* START Data records *

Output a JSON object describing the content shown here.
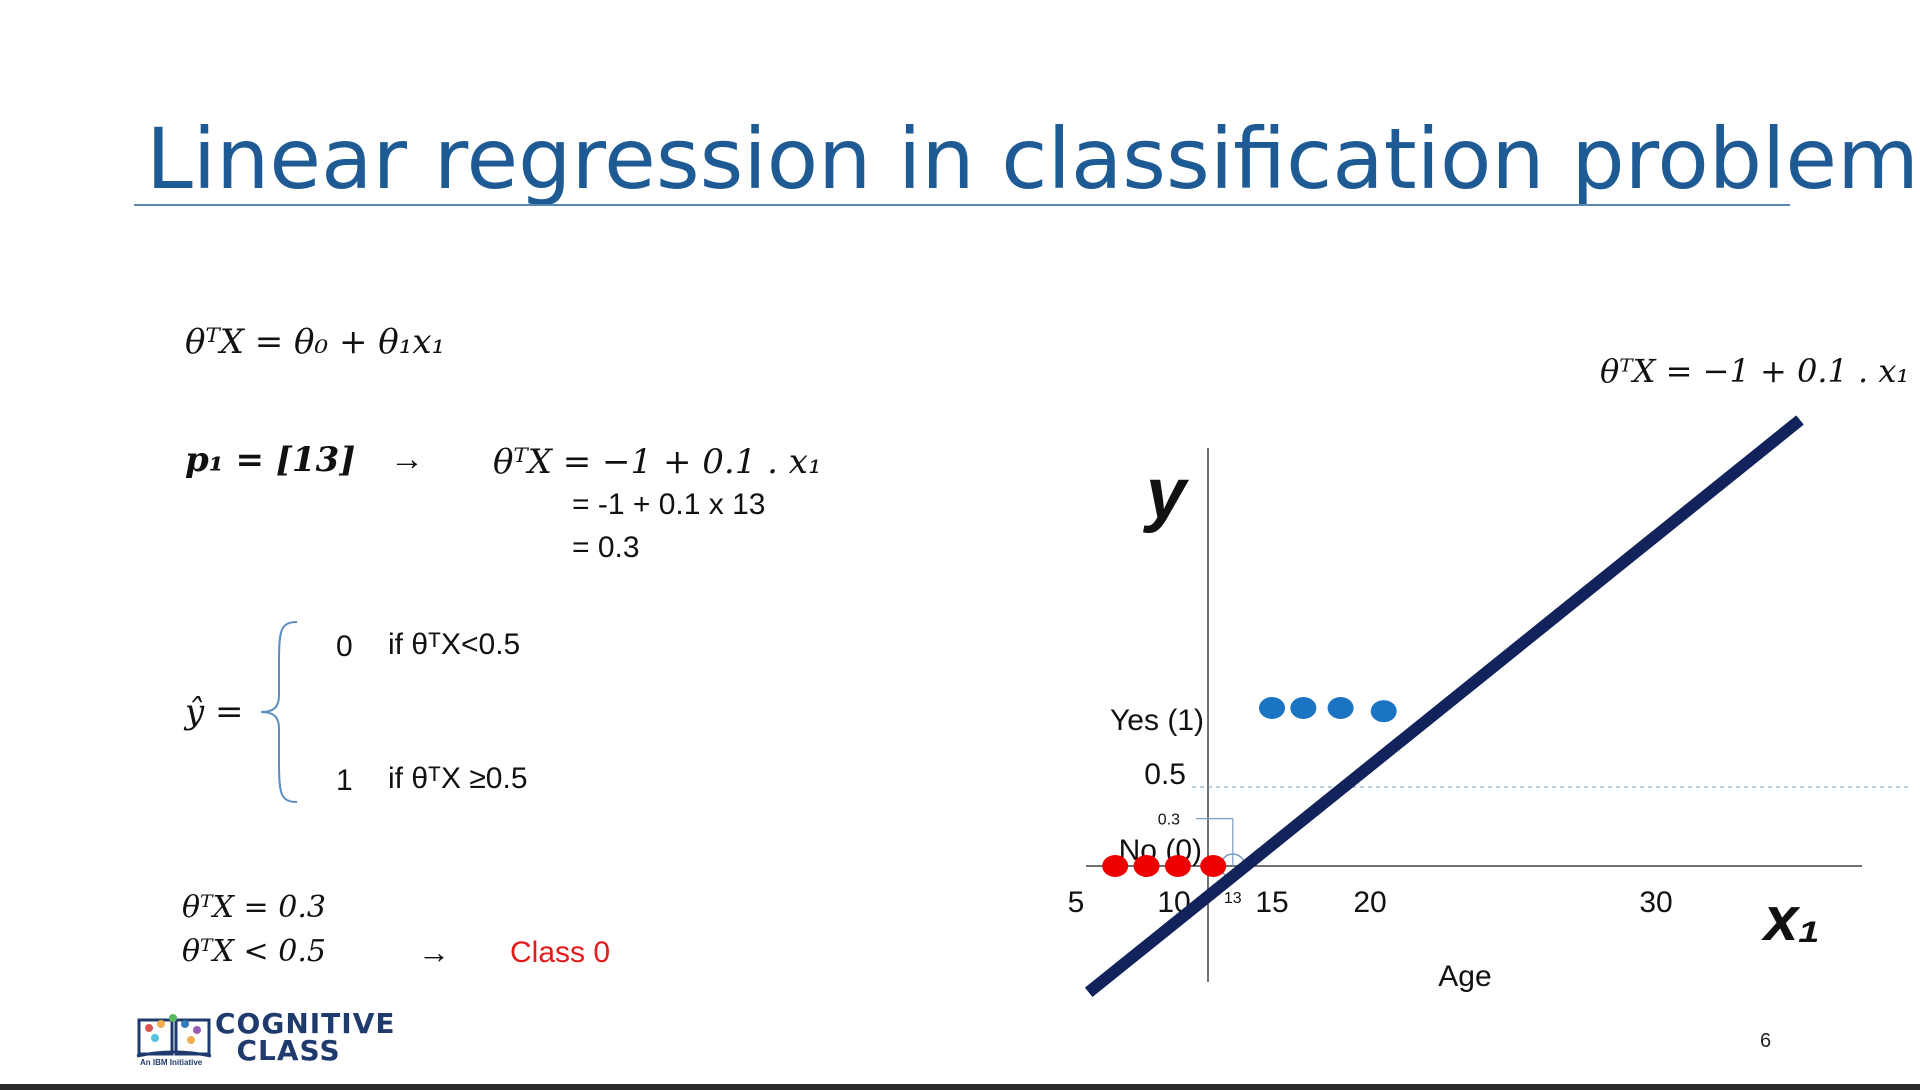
{
  "slide": {
    "title": "Linear regression in classification problems?",
    "page_number": "6"
  },
  "equations": {
    "model": "θᵀX = θ₀ + θ₁x₁",
    "p1_lhs": "p₁ = [13]",
    "arrow": "→",
    "p1_rhs_1": "θᵀX = −1 + 0.1 . x₁",
    "p1_rhs_2": "= -1 + 0.1 x 13",
    "p1_rhs_3": "= 0.3",
    "yhat_lhs": "ŷ =",
    "case0_value": "0",
    "case0_cond": "if θᵀX<0.5",
    "case1_value": "1",
    "case1_cond": "if θᵀX ≥0.5",
    "result_1": "θᵀX = 0.3",
    "result_2": "θᵀX  <  0.5",
    "result_arrow": "→",
    "result_class": "Class 0",
    "line_eq": "θᵀX = −1 + 0.1 . x₁"
  },
  "chart_data": {
    "type": "scatter",
    "xlabel": "Age",
    "x_axis_symbol": "x₁",
    "y_axis_symbol": "y",
    "x_ticks": [
      5,
      10,
      15,
      20,
      30
    ],
    "x_tick_labels": [
      "5",
      "10",
      "15",
      "20",
      "30"
    ],
    "y_tick_labels": [
      "No (0)",
      "0.3",
      "0.5",
      "Yes (1)"
    ],
    "y_tick_values": [
      0,
      0.3,
      0.5,
      1
    ],
    "marked_x": "13",
    "marked_y": "0.3",
    "threshold": 0.5,
    "series": [
      {
        "name": "",
        "color": "#ef0000",
        "points": [
          [
            7,
            0
          ],
          [
            8.6,
            0
          ],
          [
            10.2,
            0
          ],
          [
            12,
            0
          ]
        ]
      },
      {
        "name": "",
        "color": "#1b73c4",
        "points": [
          [
            15,
            1
          ],
          [
            16.6,
            1
          ],
          [
            18.5,
            1
          ],
          [
            20.7,
            0.98
          ]
        ]
      }
    ],
    "regression_line": {
      "intercept": -1,
      "slope": 0.1,
      "color": "#12225a"
    },
    "highlight_point": [
      13,
      0
    ]
  }
}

* END Data records *

* What is being asked *
Omit the pictures and reproduce the listing exactly.

* Exercise response *
Output a JSON object describing the content shown here.
{
  "slide": {
    "title": "Linear regression in classification problems?",
    "page_number": "6"
  },
  "equations": {
    "model": "θᵀX = θ₀ + θ₁x₁",
    "p1_lhs": "p₁ = [13]",
    "arrow": "→",
    "p1_rhs_1": "θᵀX = −1 + 0.1 . x₁",
    "p1_rhs_2": "= -1 + 0.1 x 13",
    "p1_rhs_3": "= 0.3",
    "yhat_lhs": "ŷ =",
    "case0_value": "0",
    "case0_cond": "if θᵀX<0.5",
    "case1_value": "1",
    "case1_cond": "if θᵀX ≥0.5",
    "result_1": "θᵀX = 0.3",
    "result_2": "θᵀX  <  0.5",
    "result_arrow": "→",
    "result_class": "Class 0",
    "line_eq": "θᵀX = −1 + 0.1 . x₁"
  },
  "chart_data": {
    "type": "scatter",
    "xlabel": "Age",
    "x_axis_symbol": "x₁",
    "y_axis_symbol": "y",
    "x_ticks": [
      5,
      10,
      15,
      20,
      30
    ],
    "x_tick_labels": [
      "5",
      "10",
      "15",
      "20",
      "30"
    ],
    "y_tick_labels": [
      "No (0)",
      "0.3",
      "0.5",
      "Yes (1)"
    ],
    "y_tick_values": [
      0,
      0.3,
      0.5,
      1
    ],
    "marked_x": "13",
    "marked_y": "0.3",
    "threshold": 0.5,
    "series": [
      {
        "name": "",
        "color": "#ef0000",
        "points": [
          [
            7,
            0
          ],
          [
            8.6,
            0
          ],
          [
            10.2,
            0
          ],
          [
            12,
            0
          ]
        ]
      },
      {
        "name": "",
        "color": "#1b73c4",
        "points": [
          [
            15,
            1
          ],
          [
            16.6,
            1
          ],
          [
            18.5,
            1
          ],
          [
            20.7,
            0.98
          ]
        ]
      }
    ],
    "regression_line": {
      "intercept": -1,
      "slope": 0.1,
      "color": "#12225a"
    },
    "highlight_point": [
      13,
      0
    ]
  }
}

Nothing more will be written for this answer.